— GIVEN TASK —
Copy out every line exactly, passing over the pictures.

— RECORDS PROVIDED —
----------

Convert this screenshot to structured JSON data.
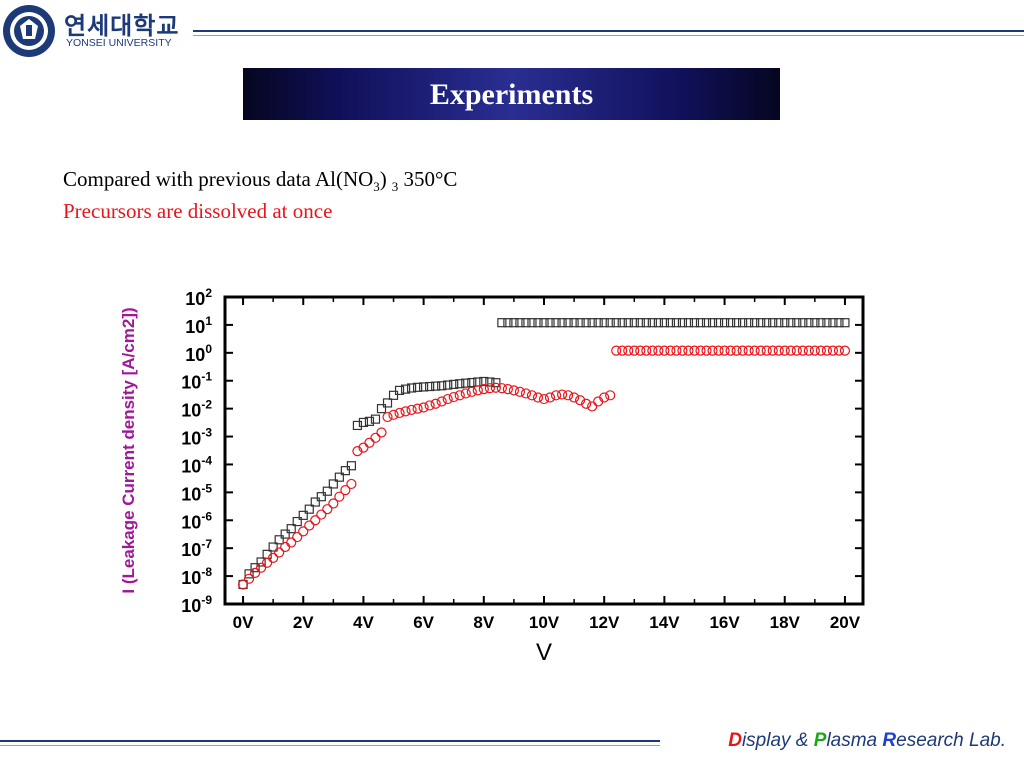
{
  "header": {
    "university_ko": "연세대학교",
    "university_en": "YONSEI UNIVERSITY",
    "seal_text": "YONSEI UNIVERSITY"
  },
  "slide": {
    "title": "Experiments",
    "line1": {
      "pre": "Compared with previous data Al(NO",
      "sub1": "3",
      "mid": ")",
      "sub2": "3",
      "post": " 350°C"
    },
    "line2": "Precursors are dissolved at once"
  },
  "footer": {
    "p1_initial": "D",
    "p1_rest": "isplay & ",
    "p2_initial": "P",
    "p2_rest": "lasma ",
    "p3_initial": "R",
    "p3_rest": "esearch Lab."
  },
  "colors": {
    "brand_navy": "#1c3a78",
    "ylabel": "#a0189a",
    "series_square": "#333333",
    "series_circle": "#e8141a",
    "note_red": "#e8141a"
  },
  "chart_data": {
    "type": "scatter",
    "xlabel": "V",
    "ylabel": "I (Leakage Current density [A/cm2])",
    "x_ticks": [
      "0V",
      "2V",
      "4V",
      "6V",
      "8V",
      "10V",
      "12V",
      "14V",
      "16V",
      "18V",
      "20V"
    ],
    "y_tick_exponents": [
      2,
      1,
      0,
      -1,
      -2,
      -3,
      -4,
      -5,
      -6,
      -7,
      -8,
      -9
    ],
    "y_tick_base": "10",
    "xlim": [
      -0.6,
      20.6
    ],
    "ylim_log10": [
      -9,
      2
    ],
    "yscale": "log",
    "grid": false,
    "legend": "none",
    "series": [
      {
        "marker": "square",
        "x": [
          0,
          0.2,
          0.4,
          0.6,
          0.8,
          1.0,
          1.2,
          1.4,
          1.6,
          1.8,
          2.0,
          2.2,
          2.4,
          2.6,
          2.8,
          3.0,
          3.2,
          3.4,
          3.6,
          3.8,
          4.0,
          4.2,
          4.4,
          4.6,
          4.8,
          5.0,
          5.2,
          5.4,
          5.6,
          5.8,
          6.0,
          6.2,
          6.4,
          6.6,
          6.8,
          7.0,
          7.2,
          7.4,
          7.6,
          7.8,
          8.0,
          8.2,
          8.4,
          8.6,
          8.8,
          9.0,
          9.2,
          9.4,
          9.6,
          9.8,
          10.0,
          10.2,
          10.4,
          10.6,
          10.8,
          11.0,
          11.2,
          11.4,
          11.6,
          11.8,
          12.0,
          12.2,
          12.4,
          12.6,
          12.8,
          13.0,
          13.2,
          13.4,
          13.6,
          13.8,
          14.0,
          14.2,
          14.4,
          14.6,
          14.8,
          15.0,
          15.2,
          15.4,
          15.6,
          15.8,
          16.0,
          16.2,
          16.4,
          16.6,
          16.8,
          17.0,
          17.2,
          17.4,
          17.6,
          17.8,
          18.0,
          18.2,
          18.4,
          18.6,
          18.8,
          19.0,
          19.2,
          19.4,
          19.6,
          19.8,
          20.0
        ],
        "y": [
          5e-09,
          1.2e-08,
          2e-08,
          3.2e-08,
          6e-08,
          1.1e-07,
          2e-07,
          3.2e-07,
          5e-07,
          9e-07,
          1.5e-06,
          2.5e-06,
          4.5e-06,
          7e-06,
          1.1e-05,
          2e-05,
          3.5e-05,
          6e-05,
          9e-05,
          0.0025,
          0.0032,
          0.0035,
          0.0042,
          0.01,
          0.016,
          0.03,
          0.045,
          0.05,
          0.055,
          0.058,
          0.06,
          0.062,
          0.064,
          0.066,
          0.07,
          0.074,
          0.078,
          0.082,
          0.086,
          0.09,
          0.094,
          0.09,
          0.085,
          12,
          12,
          12,
          12,
          12,
          12,
          12,
          12,
          12,
          12,
          12,
          12,
          12,
          12,
          12,
          12,
          12,
          12,
          12,
          12,
          12,
          12,
          12,
          12,
          12,
          12,
          12,
          12,
          12,
          12,
          12,
          12,
          12,
          12,
          12,
          12,
          12,
          12,
          12,
          12,
          12,
          12,
          12,
          12,
          12,
          12,
          12,
          12,
          12,
          12,
          12,
          12,
          12,
          12,
          12,
          12,
          12,
          12
        ]
      },
      {
        "marker": "circle",
        "x": [
          0,
          0.2,
          0.4,
          0.6,
          0.8,
          1.0,
          1.2,
          1.4,
          1.6,
          1.8,
          2.0,
          2.2,
          2.4,
          2.6,
          2.8,
          3.0,
          3.2,
          3.4,
          3.6,
          3.8,
          4.0,
          4.2,
          4.4,
          4.6,
          4.8,
          5.0,
          5.2,
          5.4,
          5.6,
          5.8,
          6.0,
          6.2,
          6.4,
          6.6,
          6.8,
          7.0,
          7.2,
          7.4,
          7.6,
          7.8,
          8.0,
          8.2,
          8.4,
          8.6,
          8.8,
          9.0,
          9.2,
          9.4,
          9.6,
          9.8,
          10.0,
          10.2,
          10.4,
          10.6,
          10.8,
          11.0,
          11.2,
          11.4,
          11.6,
          11.8,
          12.0,
          12.2,
          12.4,
          12.6,
          12.8,
          13.0,
          13.2,
          13.4,
          13.6,
          13.8,
          14.0,
          14.2,
          14.4,
          14.6,
          14.8,
          15.0,
          15.2,
          15.4,
          15.6,
          15.8,
          16.0,
          16.2,
          16.4,
          16.6,
          16.8,
          17.0,
          17.2,
          17.4,
          17.6,
          17.8,
          18.0,
          18.2,
          18.4,
          18.6,
          18.8,
          19.0,
          19.2,
          19.4,
          19.6,
          19.8,
          20.0
        ],
        "y": [
          5e-09,
          8e-09,
          1.3e-08,
          2e-08,
          3e-08,
          4.5e-08,
          7e-08,
          1.1e-07,
          1.6e-07,
          2.5e-07,
          4e-07,
          6.5e-07,
          1e-06,
          1.6e-06,
          2.5e-06,
          4e-06,
          7e-06,
          1.2e-05,
          2e-05,
          0.0003,
          0.0004,
          0.0006,
          0.0009,
          0.0014,
          0.005,
          0.006,
          0.007,
          0.008,
          0.009,
          0.01,
          0.011,
          0.013,
          0.015,
          0.018,
          0.022,
          0.026,
          0.03,
          0.035,
          0.04,
          0.045,
          0.05,
          0.054,
          0.056,
          0.054,
          0.05,
          0.045,
          0.04,
          0.035,
          0.03,
          0.025,
          0.022,
          0.025,
          0.03,
          0.032,
          0.03,
          0.025,
          0.02,
          0.015,
          0.012,
          0.018,
          0.025,
          0.03,
          1.2,
          1.2,
          1.2,
          1.2,
          1.2,
          1.2,
          1.2,
          1.2,
          1.2,
          1.2,
          1.2,
          1.2,
          1.2,
          1.2,
          1.2,
          1.2,
          1.2,
          1.2,
          1.2,
          1.2,
          1.2,
          1.2,
          1.2,
          1.2,
          1.2,
          1.2,
          1.2,
          1.2,
          1.2,
          1.2,
          1.2,
          1.2,
          1.2,
          1.2,
          1.2,
          1.2,
          1.2,
          1.2,
          1.2
        ]
      }
    ]
  }
}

----------

— RESULT —
Convert this screenshot to structured JSON data.
{
  "header": {
    "university_ko": "연세대학교",
    "university_en": "YONSEI UNIVERSITY",
    "seal_text": "YONSEI UNIVERSITY"
  },
  "slide": {
    "title": "Experiments",
    "line1": {
      "pre": "Compared with previous data Al(NO",
      "sub1": "3",
      "mid": ")",
      "sub2": "3",
      "post": " 350°C"
    },
    "line2": "Precursors are dissolved at once"
  },
  "footer": {
    "p1_initial": "D",
    "p1_rest": "isplay & ",
    "p2_initial": "P",
    "p2_rest": "lasma ",
    "p3_initial": "R",
    "p3_rest": "esearch Lab."
  },
  "colors": {
    "brand_navy": "#1c3a78",
    "ylabel": "#a0189a",
    "series_square": "#333333",
    "series_circle": "#e8141a",
    "note_red": "#e8141a"
  },
  "chart_data": {
    "type": "scatter",
    "xlabel": "V",
    "ylabel": "I (Leakage Current density [A/cm2])",
    "x_ticks": [
      "0V",
      "2V",
      "4V",
      "6V",
      "8V",
      "10V",
      "12V",
      "14V",
      "16V",
      "18V",
      "20V"
    ],
    "y_tick_exponents": [
      2,
      1,
      0,
      -1,
      -2,
      -3,
      -4,
      -5,
      -6,
      -7,
      -8,
      -9
    ],
    "y_tick_base": "10",
    "xlim": [
      -0.6,
      20.6
    ],
    "ylim_log10": [
      -9,
      2
    ],
    "yscale": "log",
    "grid": false,
    "legend": "none",
    "series": [
      {
        "marker": "square",
        "x": [
          0,
          0.2,
          0.4,
          0.6,
          0.8,
          1.0,
          1.2,
          1.4,
          1.6,
          1.8,
          2.0,
          2.2,
          2.4,
          2.6,
          2.8,
          3.0,
          3.2,
          3.4,
          3.6,
          3.8,
          4.0,
          4.2,
          4.4,
          4.6,
          4.8,
          5.0,
          5.2,
          5.4,
          5.6,
          5.8,
          6.0,
          6.2,
          6.4,
          6.6,
          6.8,
          7.0,
          7.2,
          7.4,
          7.6,
          7.8,
          8.0,
          8.2,
          8.4,
          8.6,
          8.8,
          9.0,
          9.2,
          9.4,
          9.6,
          9.8,
          10.0,
          10.2,
          10.4,
          10.6,
          10.8,
          11.0,
          11.2,
          11.4,
          11.6,
          11.8,
          12.0,
          12.2,
          12.4,
          12.6,
          12.8,
          13.0,
          13.2,
          13.4,
          13.6,
          13.8,
          14.0,
          14.2,
          14.4,
          14.6,
          14.8,
          15.0,
          15.2,
          15.4,
          15.6,
          15.8,
          16.0,
          16.2,
          16.4,
          16.6,
          16.8,
          17.0,
          17.2,
          17.4,
          17.6,
          17.8,
          18.0,
          18.2,
          18.4,
          18.6,
          18.8,
          19.0,
          19.2,
          19.4,
          19.6,
          19.8,
          20.0
        ],
        "y": [
          5e-09,
          1.2e-08,
          2e-08,
          3.2e-08,
          6e-08,
          1.1e-07,
          2e-07,
          3.2e-07,
          5e-07,
          9e-07,
          1.5e-06,
          2.5e-06,
          4.5e-06,
          7e-06,
          1.1e-05,
          2e-05,
          3.5e-05,
          6e-05,
          9e-05,
          0.0025,
          0.0032,
          0.0035,
          0.0042,
          0.01,
          0.016,
          0.03,
          0.045,
          0.05,
          0.055,
          0.058,
          0.06,
          0.062,
          0.064,
          0.066,
          0.07,
          0.074,
          0.078,
          0.082,
          0.086,
          0.09,
          0.094,
          0.09,
          0.085,
          12,
          12,
          12,
          12,
          12,
          12,
          12,
          12,
          12,
          12,
          12,
          12,
          12,
          12,
          12,
          12,
          12,
          12,
          12,
          12,
          12,
          12,
          12,
          12,
          12,
          12,
          12,
          12,
          12,
          12,
          12,
          12,
          12,
          12,
          12,
          12,
          12,
          12,
          12,
          12,
          12,
          12,
          12,
          12,
          12,
          12,
          12,
          12,
          12,
          12,
          12,
          12,
          12,
          12,
          12,
          12,
          12,
          12
        ]
      },
      {
        "marker": "circle",
        "x": [
          0,
          0.2,
          0.4,
          0.6,
          0.8,
          1.0,
          1.2,
          1.4,
          1.6,
          1.8,
          2.0,
          2.2,
          2.4,
          2.6,
          2.8,
          3.0,
          3.2,
          3.4,
          3.6,
          3.8,
          4.0,
          4.2,
          4.4,
          4.6,
          4.8,
          5.0,
          5.2,
          5.4,
          5.6,
          5.8,
          6.0,
          6.2,
          6.4,
          6.6,
          6.8,
          7.0,
          7.2,
          7.4,
          7.6,
          7.8,
          8.0,
          8.2,
          8.4,
          8.6,
          8.8,
          9.0,
          9.2,
          9.4,
          9.6,
          9.8,
          10.0,
          10.2,
          10.4,
          10.6,
          10.8,
          11.0,
          11.2,
          11.4,
          11.6,
          11.8,
          12.0,
          12.2,
          12.4,
          12.6,
          12.8,
          13.0,
          13.2,
          13.4,
          13.6,
          13.8,
          14.0,
          14.2,
          14.4,
          14.6,
          14.8,
          15.0,
          15.2,
          15.4,
          15.6,
          15.8,
          16.0,
          16.2,
          16.4,
          16.6,
          16.8,
          17.0,
          17.2,
          17.4,
          17.6,
          17.8,
          18.0,
          18.2,
          18.4,
          18.6,
          18.8,
          19.0,
          19.2,
          19.4,
          19.6,
          19.8,
          20.0
        ],
        "y": [
          5e-09,
          8e-09,
          1.3e-08,
          2e-08,
          3e-08,
          4.5e-08,
          7e-08,
          1.1e-07,
          1.6e-07,
          2.5e-07,
          4e-07,
          6.5e-07,
          1e-06,
          1.6e-06,
          2.5e-06,
          4e-06,
          7e-06,
          1.2e-05,
          2e-05,
          0.0003,
          0.0004,
          0.0006,
          0.0009,
          0.0014,
          0.005,
          0.006,
          0.007,
          0.008,
          0.009,
          0.01,
          0.011,
          0.013,
          0.015,
          0.018,
          0.022,
          0.026,
          0.03,
          0.035,
          0.04,
          0.045,
          0.05,
          0.054,
          0.056,
          0.054,
          0.05,
          0.045,
          0.04,
          0.035,
          0.03,
          0.025,
          0.022,
          0.025,
          0.03,
          0.032,
          0.03,
          0.025,
          0.02,
          0.015,
          0.012,
          0.018,
          0.025,
          0.03,
          1.2,
          1.2,
          1.2,
          1.2,
          1.2,
          1.2,
          1.2,
          1.2,
          1.2,
          1.2,
          1.2,
          1.2,
          1.2,
          1.2,
          1.2,
          1.2,
          1.2,
          1.2,
          1.2,
          1.2,
          1.2,
          1.2,
          1.2,
          1.2,
          1.2,
          1.2,
          1.2,
          1.2,
          1.2,
          1.2,
          1.2,
          1.2,
          1.2,
          1.2,
          1.2,
          1.2,
          1.2,
          1.2,
          1.2
        ]
      }
    ]
  }
}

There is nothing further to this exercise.